- _DESCRIPTION OF THE TASK_:
Swap every "master" in the material for "main" and give the lines back with nothing else changed.

Dataset rows:
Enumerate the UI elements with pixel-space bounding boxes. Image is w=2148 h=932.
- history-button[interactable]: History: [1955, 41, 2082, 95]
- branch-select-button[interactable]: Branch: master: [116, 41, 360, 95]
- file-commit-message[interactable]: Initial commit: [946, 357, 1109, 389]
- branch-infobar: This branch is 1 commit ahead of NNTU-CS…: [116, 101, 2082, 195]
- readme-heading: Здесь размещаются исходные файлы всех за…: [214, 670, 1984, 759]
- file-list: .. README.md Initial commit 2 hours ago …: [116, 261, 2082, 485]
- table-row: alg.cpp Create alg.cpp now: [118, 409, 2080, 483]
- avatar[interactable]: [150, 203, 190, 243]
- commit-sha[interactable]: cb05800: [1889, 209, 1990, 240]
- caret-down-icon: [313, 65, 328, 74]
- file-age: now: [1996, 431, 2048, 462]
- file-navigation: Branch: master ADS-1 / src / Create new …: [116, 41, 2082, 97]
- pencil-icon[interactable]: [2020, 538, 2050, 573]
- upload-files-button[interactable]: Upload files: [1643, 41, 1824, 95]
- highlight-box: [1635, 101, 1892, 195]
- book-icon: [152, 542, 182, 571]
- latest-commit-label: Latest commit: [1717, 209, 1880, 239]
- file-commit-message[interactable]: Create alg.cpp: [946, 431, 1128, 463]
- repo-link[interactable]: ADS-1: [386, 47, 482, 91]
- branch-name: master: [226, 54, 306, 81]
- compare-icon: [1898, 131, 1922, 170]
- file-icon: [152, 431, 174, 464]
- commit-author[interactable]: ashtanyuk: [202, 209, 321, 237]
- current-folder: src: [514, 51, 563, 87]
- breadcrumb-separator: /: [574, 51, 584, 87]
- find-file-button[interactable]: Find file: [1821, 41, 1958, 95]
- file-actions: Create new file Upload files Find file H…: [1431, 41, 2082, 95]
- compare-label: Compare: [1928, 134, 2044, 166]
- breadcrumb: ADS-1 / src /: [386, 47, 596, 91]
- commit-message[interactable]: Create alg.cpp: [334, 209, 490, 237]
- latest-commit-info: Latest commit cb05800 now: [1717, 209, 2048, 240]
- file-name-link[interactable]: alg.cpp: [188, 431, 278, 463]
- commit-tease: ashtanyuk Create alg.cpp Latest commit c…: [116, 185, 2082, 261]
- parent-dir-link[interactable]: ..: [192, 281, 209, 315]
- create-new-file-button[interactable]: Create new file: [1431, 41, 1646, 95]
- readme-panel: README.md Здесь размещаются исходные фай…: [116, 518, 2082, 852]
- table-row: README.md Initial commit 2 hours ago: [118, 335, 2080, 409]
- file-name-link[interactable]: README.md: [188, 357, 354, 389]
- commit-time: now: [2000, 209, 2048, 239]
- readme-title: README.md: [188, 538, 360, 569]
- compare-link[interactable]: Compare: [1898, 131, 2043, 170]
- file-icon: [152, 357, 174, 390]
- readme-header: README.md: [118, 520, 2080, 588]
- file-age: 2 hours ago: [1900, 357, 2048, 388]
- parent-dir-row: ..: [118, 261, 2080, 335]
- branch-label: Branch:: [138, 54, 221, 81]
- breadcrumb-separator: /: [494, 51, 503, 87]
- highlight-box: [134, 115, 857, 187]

- _WRITTEN ANSWER_:
Enumerate the UI elements with pixel-space bounding boxes. Image is w=2148 h=932.
- history-button[interactable]: History: [1955, 41, 2082, 95]
- branch-select-button[interactable]: Branch: main: [116, 41, 360, 95]
- file-commit-message[interactable]: Initial commit: [946, 357, 1109, 389]
- branch-infobar: This branch is 1 commit ahead of NNTU-CS…: [116, 101, 2082, 195]
- readme-heading: Здесь размещаются исходные файлы всех за…: [214, 670, 1984, 759]
- file-list: .. README.md Initial commit 2 hours ago …: [116, 261, 2082, 485]
- table-row: alg.cpp Create alg.cpp now: [118, 409, 2080, 483]
- avatar[interactable]: [150, 203, 190, 243]
- commit-sha[interactable]: cb05800: [1889, 209, 1990, 240]
- caret-down-icon: [313, 65, 328, 74]
- file-age: now: [1996, 431, 2048, 462]
- file-navigation: Branch: main ADS-1 / src / Create new …: [116, 41, 2082, 97]
- pencil-icon[interactable]: [2020, 538, 2050, 573]
- upload-files-button[interactable]: Upload files: [1643, 41, 1824, 95]
- highlight-box: [1635, 101, 1892, 195]
- book-icon: [152, 542, 182, 571]
- latest-commit-label: Latest commit: [1717, 209, 1880, 239]
- file-commit-message[interactable]: Create alg.cpp: [946, 431, 1128, 463]
- repo-link[interactable]: ADS-1: [386, 47, 482, 91]
- branch-name: main: [226, 54, 306, 81]
- compare-icon: [1898, 131, 1922, 170]
- file-icon: [152, 431, 174, 464]
- commit-author[interactable]: ashtanyuk: [202, 209, 321, 237]
- current-folder: src: [514, 51, 563, 87]
- breadcrumb-separator: /: [574, 51, 584, 87]
- find-file-button[interactable]: Find file: [1821, 41, 1958, 95]
- file-actions: Create new file Upload files Find file H…: [1431, 41, 2082, 95]
- compare-label: Compare: [1928, 134, 2044, 166]
- breadcrumb: ADS-1 / src /: [386, 47, 596, 91]
- commit-message[interactable]: Create alg.cpp: [334, 209, 490, 237]
- latest-commit-info: Latest commit cb05800 now: [1717, 209, 2048, 240]
- file-name-link[interactable]: alg.cpp: [188, 431, 278, 463]
- commit-tease: ashtanyuk Create alg.cpp Latest commit c…: [116, 185, 2082, 261]
- parent-dir-link[interactable]: ..: [192, 281, 209, 315]
- create-new-file-button[interactable]: Create new file: [1431, 41, 1646, 95]
- readme-panel: README.md Здесь размещаются исходные фай…: [116, 518, 2082, 852]
- table-row: README.md Initial commit 2 hours ago: [118, 335, 2080, 409]
- file-name-link[interactable]: README.md: [188, 357, 354, 389]
- commit-time: now: [2000, 209, 2048, 239]
- readme-title: README.md: [188, 538, 360, 569]
- compare-link[interactable]: Compare: [1898, 131, 2043, 170]
- file-icon: [152, 357, 174, 390]
- readme-header: README.md: [118, 520, 2080, 588]
- file-age: 2 hours ago: [1900, 357, 2048, 388]
- parent-dir-row: ..: [118, 261, 2080, 335]
- branch-label: Branch:: [138, 54, 221, 81]
- breadcrumb-separator: /: [494, 51, 503, 87]
- highlight-box: [134, 115, 857, 187]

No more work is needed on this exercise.